§ **GOAL**:
Copy out each line of the material below with no changes.

-*-

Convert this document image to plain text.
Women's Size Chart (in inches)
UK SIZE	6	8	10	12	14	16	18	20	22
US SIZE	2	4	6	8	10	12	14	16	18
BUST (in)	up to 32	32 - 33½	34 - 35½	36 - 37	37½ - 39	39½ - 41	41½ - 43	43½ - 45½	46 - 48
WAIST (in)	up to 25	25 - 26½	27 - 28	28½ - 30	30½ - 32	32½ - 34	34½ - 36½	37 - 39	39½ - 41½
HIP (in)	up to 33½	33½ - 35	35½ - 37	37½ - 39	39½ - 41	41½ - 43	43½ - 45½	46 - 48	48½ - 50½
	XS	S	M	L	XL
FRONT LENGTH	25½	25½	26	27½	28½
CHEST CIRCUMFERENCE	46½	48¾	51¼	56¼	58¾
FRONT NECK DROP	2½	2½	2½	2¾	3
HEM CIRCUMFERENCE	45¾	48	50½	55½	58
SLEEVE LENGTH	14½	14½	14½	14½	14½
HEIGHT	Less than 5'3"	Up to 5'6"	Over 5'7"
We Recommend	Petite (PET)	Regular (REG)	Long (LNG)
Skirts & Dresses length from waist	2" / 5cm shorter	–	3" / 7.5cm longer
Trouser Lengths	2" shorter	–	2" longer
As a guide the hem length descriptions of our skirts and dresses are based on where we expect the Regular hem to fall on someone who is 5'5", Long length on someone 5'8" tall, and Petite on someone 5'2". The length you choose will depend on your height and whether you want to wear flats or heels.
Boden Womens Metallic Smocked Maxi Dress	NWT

-*-

§ **THE REPLY**:
Convert this document image to plain text.
Women's Size Chart (in inches)
UK SIZE	6	8	10	12	14	16	18	20	22
US SIZE	2	4	6	8	10	12	14	16	18
BUST (in)	up to 32	32 - 33½	34 - 35½	36 - 37	37½ - 39	39½ - 41	41½ - 43	43½ - 45½	46 - 48
WAIST (in)	up to 25	25 - 26½	27 - 28	28½ - 30	30½ - 32	32½ - 34	34½ - 36½	37 - 39	39½ - 41½
HIP (in)	up to 33½	33½ - 35	35½ - 37	37½ - 39	39½ - 41	41½ - 43	43½ - 45½	46 - 48	48½ - 50½
	XS	S	M	L	XL
FRONT LENGTH	25½	25½	26	27½	28½
CHEST CIRCUMFERENCE	46½	48¾	51¼	56¼	58¾
FRONT NECK DROP	2½	2½	2½	2¾	3
HEM CIRCUMFERENCE	45¾	48	50½	55½	58
SLEEVE LENGTH	14½	14½	14½	14½	14½
HEIGHT	Less than 5'3"	Up to 5'6"	Over 5'7"
We Recommend	Petite (PET)	Regular (REG)	Long (LNG)
Skirts & Dresses length from waist	2" / 5cm shorter	–	3" / 7.5cm longer
Trouser Lengths	2" shorter	–	2" longer
As a guide the hem length descriptions of our skirts and dresses are based on where we expect the Regular hem to fall on someone who is 5'5", Long length on someone 5'8" tall, and Petite on someone 5'2". The length you choose will depend on your height and whether you want to wear flats or heels.
Boden Womens Metallic Smocked Maxi Dress	NWT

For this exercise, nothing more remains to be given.